Stored items from a collection
——
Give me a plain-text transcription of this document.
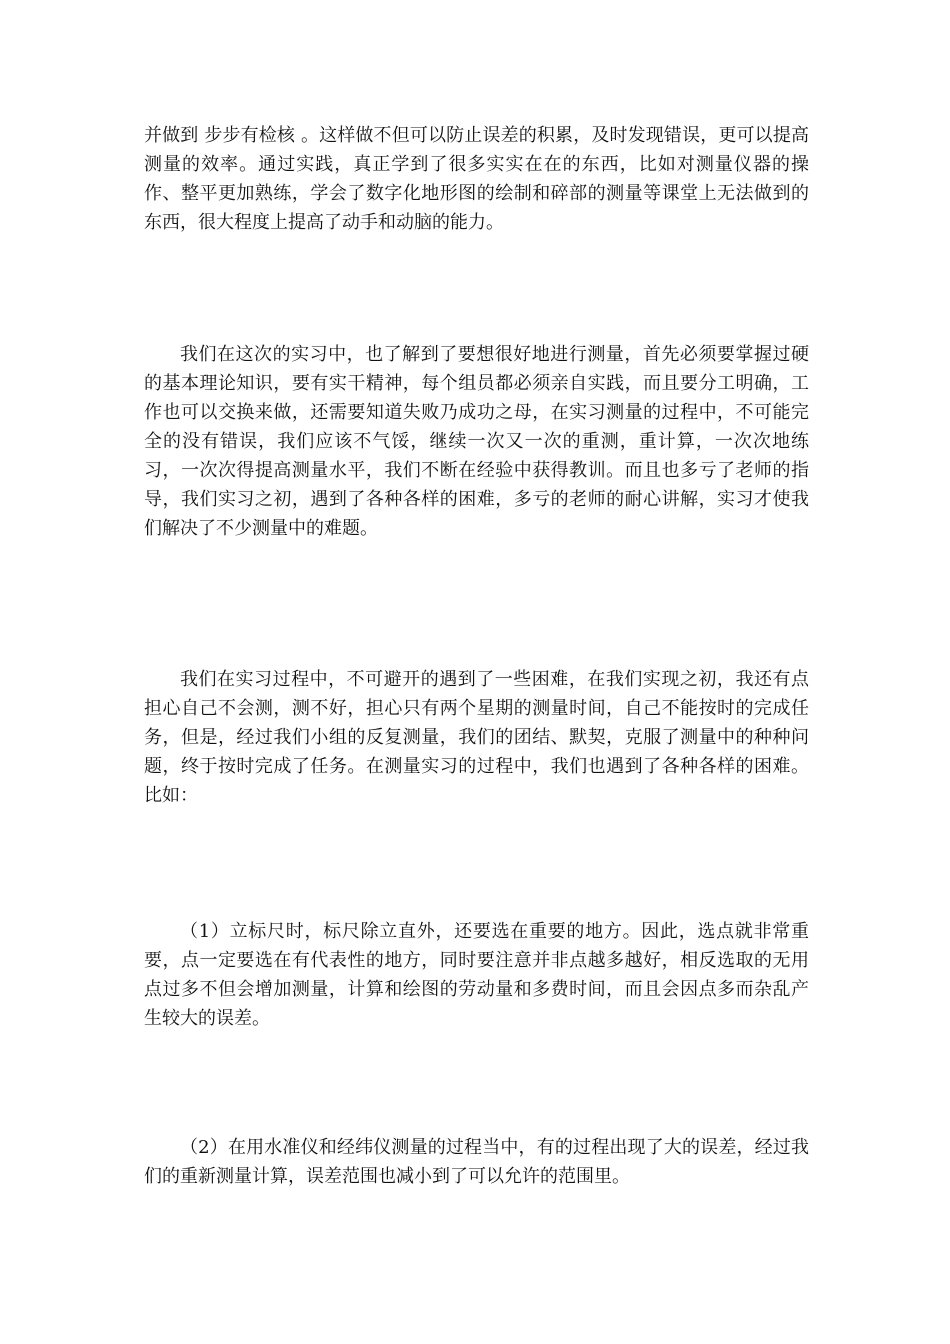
并做到 步步有检核 。这样做不但可以防止误差的积累，及时发现错误，更可以提高测量的效率。通过实践，真正学到了很多实实在在的东西，比如对测量仪器的操作、整平更加熟练，学会了数字化地形图的绘制和碎部的测量等课堂上无法做到的东西，很大程度上提高了动手和动脑的能力。

我们在这次的实习中，也了解到了要想很好地进行测量，首先必须要掌握过硬的基本理论知识，要有实干精神，每个组员都必须亲自实践，而且要分工明确，工作也可以交换来做，还需要知道失败乃成功之母，在实习测量的过程中，不可能完全的没有错误，我们应该不气馁，继续一次又一次的重测，重计算，一次次地练习，一次次得提高测量水平，我们不断在经验中获得教训。而且也多亏了老师的指导，我们实习之初，遇到了各种各样的困难，多亏的老师的耐心讲解，实习才使我们解决了不少测量中的难题。

我们在实习过程中，不可避开的遇到了一些困难，在我们实现之初，我还有点担心自己不会测，测不好，担心只有两个星期的测量时间，自己不能按时的完成任务，但是，经过我们小组的反复测量，我们的团结、默契，克服了测量中的种种问题，终于按时完成了任务。在测量实习的过程中，我们也遇到了各种各样的困难。比如：

（1）立标尺时，标尺除立直外，还要选在重要的地方。因此，选点就非常重要，点一定要选在有代表性的地方，同时要注意并非点越多越好，相反选取的无用点过多不但会增加测量，计算和绘图的劳动量和多费时间，而且会因点多而杂乱产生较大的误差。

（2）在用水准仪和经纬仪测量的过程当中，有的过程出现了大的误差，经过我们的重新测量计算，误差范围也减小到了可以允许的范围里。
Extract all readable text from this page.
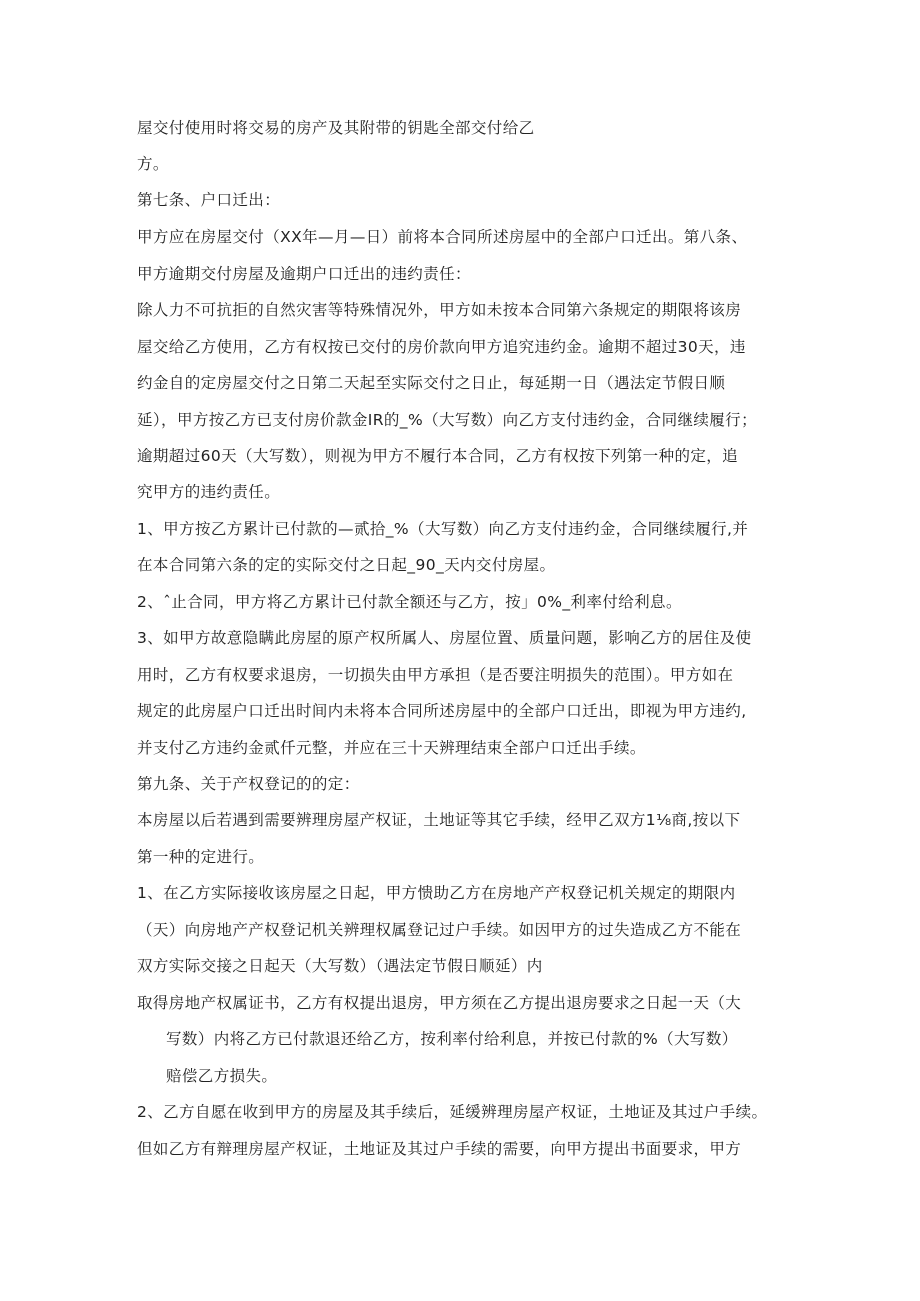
屋交付使用时将交易的房产及其附带的钥匙全部交付给乙
方。
第七条、户口迁出：
甲方应在房屋交付（XX年—月—日）前将本合同所述房屋中的全部户口迁出。第八条、
甲方逾期交付房屋及逾期户口迁出的违约责任：
除人力不可抗拒的自然灾害等特殊情况外，甲方如未按本合同第六条规定的期限将该房
屋交给乙方使用，乙方有权按已交付的房价款向甲方追究违约金。逾期不超过30天，违
约金自的定房屋交付之日第二天起至实际交付之日止，每延期一日（遇法定节假日顺
延），甲方按乙方已支付房价款金IR的_%（大写数）向乙方支付违约金，合同继续履行；
逾期超过60天（大写数），则视为甲方不履行本合同，乙方有权按下列第一种的定，追
究甲方的违约责任。
1、甲方按乙方累计已付款的—贰拾_%（大写数）向乙方支付违约金，合同继续履行,并
在本合同第六条的定的实际交付之日起_90_天内交付房屋。
2、ˆ止合同，甲方将乙方累计已付款全额还与乙方，按」0%_利率付给利息。
3、如甲方故意隐瞒此房屋的原产权所属人、房屋位置、质量问题，影响乙方的居住及使
用时，乙方有权要求退房，一切损失由甲方承担（是否要注明损失的范围）。甲方如在
规定的此房屋户口迁出时间内未将本合同所述房屋中的全部户口迁出，即视为甲方违约,
并支付乙方违约金贰仟元整，并应在三十天辨理结束全部户口迁出手续。
第九条、关于产权登记的的定：
本房屋以后若遇到需要辨理房屋产权证，土地证等其它手续，经甲乙双方1⅛商,按以下
第一种的定进行。
1、在乙方实际接收该房屋之日起，甲方愦助乙方在房地产产权登记机关规定的期限内
（天）向房地产产权登记机关辨理权属登记过户手续。如因甲方的过失造成乙方不能在
双方实际交接之日起天（大写数）（遇法定节假日顺延）内
取得房地产权属证书，乙方有权提出退房，甲方须在乙方提出退房要求之日起一天（大
写数）内将乙方已付款退还给乙方，按利率付给利息，并按已付款的%（大写数）
赔偿乙方损失。
2、乙方自愿在收到甲方的房屋及其手续后，延缓辨理房屋产权证，土地证及其过户手续。
但如乙方有辩理房屋产权证，土地证及其过户手续的需要，向甲方提出书面要求，甲方
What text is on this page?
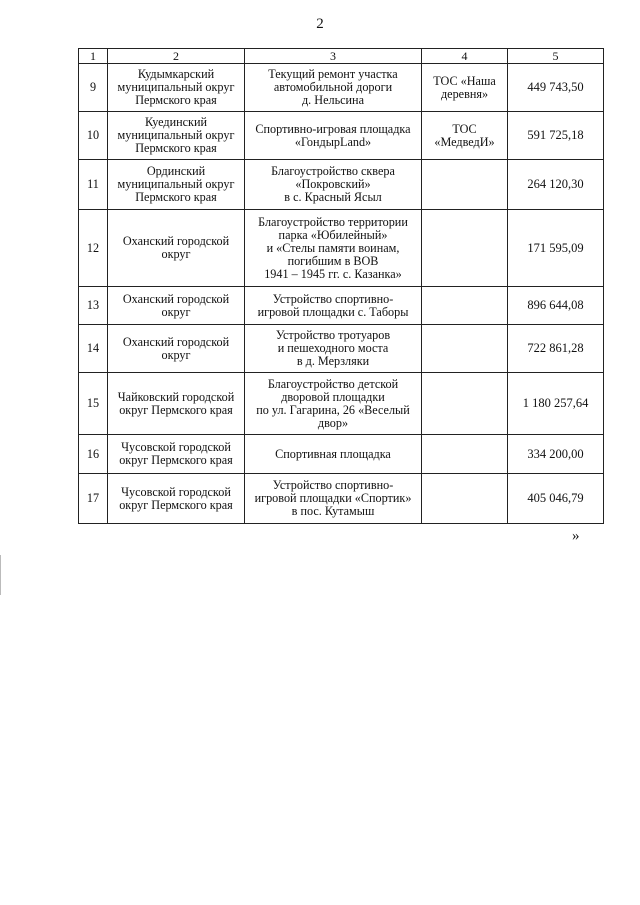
2
1	2	3	4	5
9	Кудымкарский
муниципальный округ
Пермского края	Текущий ремонт участка
автомобильной дороги
д. Нельсина	ТОС «Наша
деревня»	449 743,50
10	Куединский
муниципальный округ
Пермского края	Спортивно-игровая площадка
«ГондырLand»	ТОС
«МедведИ»	591 725,18
11	Ординский
муниципальный округ
Пермского края	Благоустройство сквера
«Покровский»
в с. Красный Ясыл		264 120,30
12	Оханский городской
округ	Благоустройство территории
парка «Юбилейный»
и «Стелы памяти воинам,
погибшим в ВОВ
1941 – 1945 гг. с. Казанка»		171 595,09
13	Оханский городской
округ	Устройство спортивно-
игровой площадки с. Таборы		896 644,08
14	Оханский городской
округ	Устройство тротуаров
и пешеходного моста
в д. Мерзляки		722 861,28
15	Чайковский городской
округ Пермского края	Благоустройство детской
дворовой площадки
по ул. Гагарина, 26 «Веселый
двор»		1 180 257,64
16	Чусовской городской
округ Пермского края	Спортивная площадка		334 200,00
17	Чусовской городской
округ Пермского края	Устройство спортивно-
игровой площадки «Спортик»
в пос. Кутамыш		405 046,79
»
——
### WHAT YOU SHOULD DO
Reproduce the full material exactly, excluding the pictures.

### RESPONSE FOR THIS EXERCISE
Give me a plain-text transcription of this document.
并做到 步步有检核 。这样做不但可以防止误差的积累，及时发现错误，更可以提高测量的效率。通过实践，真正学到了很多实实在在的东西，比如对测量仪器的操作、整平更加熟练，学会了数字化地形图的绘制和碎部的测量等课堂上无法做到的东西，很大程度上提高了动手和动脑的能力。

我们在这次的实习中，也了解到了要想很好地进行测量，首先必须要掌握过硬的基本理论知识，要有实干精神，每个组员都必须亲自实践，而且要分工明确，工作也可以交换来做，还需要知道失败乃成功之母，在实习测量的过程中，不可能完全的没有错误，我们应该不气馁，继续一次又一次的重测，重计算，一次次地练习，一次次得提高测量水平，我们不断在经验中获得教训。而且也多亏了老师的指导，我们实习之初，遇到了各种各样的困难，多亏的老师的耐心讲解，实习才使我们解决了不少测量中的难题。

我们在实习过程中，不可避开的遇到了一些困难，在我们实现之初，我还有点担心自己不会测，测不好，担心只有两个星期的测量时间，自己不能按时的完成任务，但是，经过我们小组的反复测量，我们的团结、默契，克服了测量中的种种问题，终于按时完成了任务。在测量实习的过程中，我们也遇到了各种各样的困难。比如：

（1）立标尺时，标尺除立直外，还要选在重要的地方。因此，选点就非常重要，点一定要选在有代表性的地方，同时要注意并非点越多越好，相反选取的无用点过多不但会增加测量，计算和绘图的劳动量和多费时间，而且会因点多而杂乱产生较大的误差。

（2）在用水准仪和经纬仪测量的过程当中，有的过程出现了大的误差，经过我们的重新测量计算，误差范围也减小到了可以允许的范围里。
Extract all readable text from this page.
屋交付使用时将交易的房产及其附带的钥匙全部交付给乙
方。
第七条、户口迁出：
甲方应在房屋交付（XX年—月—日）前将本合同所述房屋中的全部户口迁出。第八条、
甲方逾期交付房屋及逾期户口迁出的违约责任：
除人力不可抗拒的自然灾害等特殊情况外，甲方如未按本合同第六条规定的期限将该房
屋交给乙方使用，乙方有权按已交付的房价款向甲方追究违约金。逾期不超过30天，违
约金自的定房屋交付之日第二天起至实际交付之日止，每延期一日（遇法定节假日顺
延），甲方按乙方已支付房价款金IR的_%（大写数）向乙方支付违约金，合同继续履行；
逾期超过60天（大写数），则视为甲方不履行本合同，乙方有权按下列第一种的定，追
究甲方的违约责任。
1、甲方按乙方累计已付款的—贰拾_%（大写数）向乙方支付违约金，合同继续履行,并
在本合同第六条的定的实际交付之日起_90_天内交付房屋。
2、ˆ止合同，甲方将乙方累计已付款全额还与乙方，按」0%_利率付给利息。
3、如甲方故意隐瞒此房屋的原产权所属人、房屋位置、质量问题，影响乙方的居住及使
用时，乙方有权要求退房，一切损失由甲方承担（是否要注明损失的范围）。甲方如在
规定的此房屋户口迁出时间内未将本合同所述房屋中的全部户口迁出，即视为甲方违约,
并支付乙方违约金贰仟元整，并应在三十天辨理结束全部户口迁出手续。
第九条、关于产权登记的的定：
本房屋以后若遇到需要辨理房屋产权证，土地证等其它手续，经甲乙双方1⅛商,按以下
第一种的定进行。
1、在乙方实际接收该房屋之日起，甲方愦助乙方在房地产产权登记机关规定的期限内
（天）向房地产产权登记机关辨理权属登记过户手续。如因甲方的过失造成乙方不能在
双方实际交接之日起天（大写数）（遇法定节假日顺延）内
取得房地产权属证书，乙方有权提出退房，甲方须在乙方提出退房要求之日起一天（大
写数）内将乙方已付款退还给乙方，按利率付给利息，并按已付款的%（大写数）
赔偿乙方损失。
2、乙方自愿在收到甲方的房屋及其手续后，延缓辨理房屋产权证，土地证及其过户手续。
但如乙方有辩理房屋产权证，土地证及其过户手续的需要，向甲方提出书面要求，甲方
What text is on this page?
2
1	2	3	4	5
9	Кудымкарский
муниципальный округ
Пермского края	Текущий ремонт участка
автомобильной дороги
д. Нельсина	ТОС «Наша
деревня»	449 743,50
10	Куединский
муниципальный округ
Пермского края	Спортивно-игровая площадка
«ГондырLand»	ТОС
«МедведИ»	591 725,18
11	Ординский
муниципальный округ
Пермского края	Благоустройство сквера
«Покровский»
в с. Красный Ясыл		264 120,30
12	Оханский городской
округ	Благоустройство территории
парка «Юбилейный»
и «Стелы памяти воинам,
погибшим в ВОВ
1941 – 1945 гг. с. Казанка»		171 595,09
13	Оханский городской
округ	Устройство спортивно-
игровой площадки с. Таборы		896 644,08
14	Оханский городской
округ	Устройство тротуаров
и пешеходного моста
в д. Мерзляки		722 861,28
15	Чайковский городской
округ Пермского края	Благоустройство детской
дворовой площадки
по ул. Гагарина, 26 «Веселый
двор»		1 180 257,64
16	Чусовской городской
округ Пермского края	Спортивная площадка		334 200,00
17	Чусовской городской
округ Пермского края	Устройство спортивно-
игровой площадки «Спортик»
в пос. Кутамыш		405 046,79
»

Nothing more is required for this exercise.